Task to complete
Take the records underneath and set them down exactly.

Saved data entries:
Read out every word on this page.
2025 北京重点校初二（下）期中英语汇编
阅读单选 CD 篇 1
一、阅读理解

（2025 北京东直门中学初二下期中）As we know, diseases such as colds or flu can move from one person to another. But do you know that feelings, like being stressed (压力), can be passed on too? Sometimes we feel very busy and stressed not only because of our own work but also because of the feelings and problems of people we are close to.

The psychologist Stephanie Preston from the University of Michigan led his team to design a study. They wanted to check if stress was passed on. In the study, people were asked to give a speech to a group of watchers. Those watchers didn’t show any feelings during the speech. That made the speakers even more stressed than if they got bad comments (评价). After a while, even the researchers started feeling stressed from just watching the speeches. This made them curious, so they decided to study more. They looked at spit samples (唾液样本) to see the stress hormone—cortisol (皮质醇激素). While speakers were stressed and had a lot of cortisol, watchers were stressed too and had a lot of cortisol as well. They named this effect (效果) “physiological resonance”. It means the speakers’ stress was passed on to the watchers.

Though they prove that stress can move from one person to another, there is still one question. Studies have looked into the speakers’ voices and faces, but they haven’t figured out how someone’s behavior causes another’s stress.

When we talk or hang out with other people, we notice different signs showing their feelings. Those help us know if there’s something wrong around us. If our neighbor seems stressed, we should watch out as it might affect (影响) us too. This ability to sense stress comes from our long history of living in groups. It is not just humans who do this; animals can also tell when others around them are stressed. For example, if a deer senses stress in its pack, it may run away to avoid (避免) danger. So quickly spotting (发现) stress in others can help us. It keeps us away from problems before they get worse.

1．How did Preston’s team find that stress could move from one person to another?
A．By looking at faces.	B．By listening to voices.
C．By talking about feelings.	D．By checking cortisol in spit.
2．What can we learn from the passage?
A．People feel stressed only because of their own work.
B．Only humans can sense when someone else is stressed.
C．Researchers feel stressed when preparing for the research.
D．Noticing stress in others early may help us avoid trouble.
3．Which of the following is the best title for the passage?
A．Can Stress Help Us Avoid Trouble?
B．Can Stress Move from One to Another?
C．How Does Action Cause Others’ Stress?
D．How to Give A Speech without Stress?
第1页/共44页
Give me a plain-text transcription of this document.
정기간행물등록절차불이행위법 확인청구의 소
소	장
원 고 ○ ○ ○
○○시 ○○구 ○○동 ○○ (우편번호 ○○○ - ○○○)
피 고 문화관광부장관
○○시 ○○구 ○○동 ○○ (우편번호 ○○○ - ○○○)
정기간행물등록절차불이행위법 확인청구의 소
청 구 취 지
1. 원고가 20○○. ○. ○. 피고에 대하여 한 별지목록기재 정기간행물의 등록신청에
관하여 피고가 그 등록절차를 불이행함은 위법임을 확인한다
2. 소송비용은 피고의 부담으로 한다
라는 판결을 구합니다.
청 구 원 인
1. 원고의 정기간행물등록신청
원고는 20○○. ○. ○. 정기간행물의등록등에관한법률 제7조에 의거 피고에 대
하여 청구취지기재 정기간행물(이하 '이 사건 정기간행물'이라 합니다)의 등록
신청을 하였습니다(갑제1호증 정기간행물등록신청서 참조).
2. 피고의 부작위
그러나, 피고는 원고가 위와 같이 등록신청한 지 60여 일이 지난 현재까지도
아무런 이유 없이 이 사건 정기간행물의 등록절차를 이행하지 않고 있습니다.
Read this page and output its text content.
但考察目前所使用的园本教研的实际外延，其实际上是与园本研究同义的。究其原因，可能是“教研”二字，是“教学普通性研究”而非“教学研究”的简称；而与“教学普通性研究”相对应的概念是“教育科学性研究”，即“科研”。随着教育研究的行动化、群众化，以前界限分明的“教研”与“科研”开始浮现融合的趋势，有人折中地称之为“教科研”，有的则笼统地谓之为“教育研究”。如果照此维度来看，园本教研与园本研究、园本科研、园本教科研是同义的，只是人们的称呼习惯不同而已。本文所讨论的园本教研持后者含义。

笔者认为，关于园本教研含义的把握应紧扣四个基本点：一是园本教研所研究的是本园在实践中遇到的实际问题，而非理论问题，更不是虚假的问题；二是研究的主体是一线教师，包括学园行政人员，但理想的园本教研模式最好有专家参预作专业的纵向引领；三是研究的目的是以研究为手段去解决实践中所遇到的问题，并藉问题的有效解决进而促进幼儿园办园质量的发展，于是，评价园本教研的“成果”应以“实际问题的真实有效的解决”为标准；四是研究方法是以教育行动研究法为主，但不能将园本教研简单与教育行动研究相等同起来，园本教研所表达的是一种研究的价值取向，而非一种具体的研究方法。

Reply
Read out every word on this page.
2025 北京重点校初二（下）期中英语汇编
阅读单选 CD 篇 1
一、阅读理解

（2025 北京东直门中学初二下期中）As we know, diseases such as colds or flu can move from one person to another. But do you know that feelings, like being stressed (压力), can be passed on too? Sometimes we feel very busy and stressed not only because of our own work but also because of the feelings and problems of people we are close to.

The psychologist Stephanie Preston from the University of Michigan led his team to design a study. They wanted to check if stress was passed on. In the study, people were asked to give a speech to a group of watchers. Those watchers didn’t show any feelings during the speech. That made the speakers even more stressed than if they got bad comments (评价). After a while, even the researchers started feeling stressed from just watching the speeches. This made them curious, so they decided to study more. They looked at spit samples (唾液样本) to see the stress hormone—cortisol (皮质醇激素). While speakers were stressed and had a lot of cortisol, watchers were stressed too and had a lot of cortisol as well. They named this effect (效果) “physiological resonance”. It means the speakers’ stress was passed on to the watchers.

Though they prove that stress can move from one person to another, there is still one question. Studies have looked into the speakers’ voices and faces, but they haven’t figured out how someone’s behavior causes another’s stress.

When we talk or hang out with other people, we notice different signs showing their feelings. Those help us know if there’s something wrong around us. If our neighbor seems stressed, we should watch out as it might affect (影响) us too. This ability to sense stress comes from our long history of living in groups. It is not just humans who do this; animals can also tell when others around them are stressed. For example, if a deer senses stress in its pack, it may run away to avoid (避免) danger. So quickly spotting (发现) stress in others can help us. It keeps us away from problems before they get worse.

1．How did Preston’s team find that stress could move from one person to another?
A．By looking at faces.	B．By listening to voices.
C．By talking about feelings.	D．By checking cortisol in spit.
2．What can we learn from the passage?
A．People feel stressed only because of their own work.
B．Only humans can sense when someone else is stressed.
C．Researchers feel stressed when preparing for the research.
D．Noticing stress in others early may help us avoid trouble.
3．Which of the following is the best title for the passage?
A．Can Stress Help Us Avoid Trouble?
B．Can Stress Move from One to Another?
C．How Does Action Cause Others’ Stress?
D．How to Give A Speech without Stress?
第1页/共44页
Give me a plain-text transcription of this document.
정기간행물등록절차불이행위법 확인청구의 소
소	장
원 고 ○ ○ ○
○○시 ○○구 ○○동 ○○ (우편번호 ○○○ - ○○○)
피 고 문화관광부장관
○○시 ○○구 ○○동 ○○ (우편번호 ○○○ - ○○○)
정기간행물등록절차불이행위법 확인청구의 소
청 구 취 지
1. 원고가 20○○. ○. ○. 피고에 대하여 한 별지목록기재 정기간행물의 등록신청에
관하여 피고가 그 등록절차를 불이행함은 위법임을 확인한다
2. 소송비용은 피고의 부담으로 한다
라는 판결을 구합니다.
청 구 원 인
1. 원고의 정기간행물등록신청
원고는 20○○. ○. ○. 정기간행물의등록등에관한법률 제7조에 의거 피고에 대
하여 청구취지기재 정기간행물(이하 '이 사건 정기간행물'이라 합니다)의 등록
신청을 하였습니다(갑제1호증 정기간행물등록신청서 참조).
2. 피고의 부작위
그러나, 피고는 원고가 위와 같이 등록신청한 지 60여 일이 지난 현재까지도
아무런 이유 없이 이 사건 정기간행물의 등록절차를 이행하지 않고 있습니다.
Read this page and output its text content.
但考察目前所使用的园本教研的实际外延，其实际上是与园本研究同义的。究其原因，可能是“教研”二字，是“教学普通性研究”而非“教学研究”的简称；而与“教学普通性研究”相对应的概念是“教育科学性研究”，即“科研”。随着教育研究的行动化、群众化，以前界限分明的“教研”与“科研”开始浮现融合的趋势，有人折中地称之为“教科研”，有的则笼统地谓之为“教育研究”。如果照此维度来看，园本教研与园本研究、园本科研、园本教科研是同义的，只是人们的称呼习惯不同而已。本文所讨论的园本教研持后者含义。

笔者认为，关于园本教研含义的把握应紧扣四个基本点：一是园本教研所研究的是本园在实践中遇到的实际问题，而非理论问题，更不是虚假的问题；二是研究的主体是一线教师，包括学园行政人员，但理想的园本教研模式最好有专家参预作专业的纵向引领；三是研究的目的是以研究为手段去解决实践中所遇到的问题，并藉问题的有效解决进而促进幼儿园办园质量的发展，于是，评价园本教研的“成果”应以“实际问题的真实有效的解决”为标准；四是研究方法是以教育行动研究法为主，但不能将园本教研简单与教育行动研究相等同起来，园本教研所表达的是一种研究的价值取向，而非一种具体的研究方法。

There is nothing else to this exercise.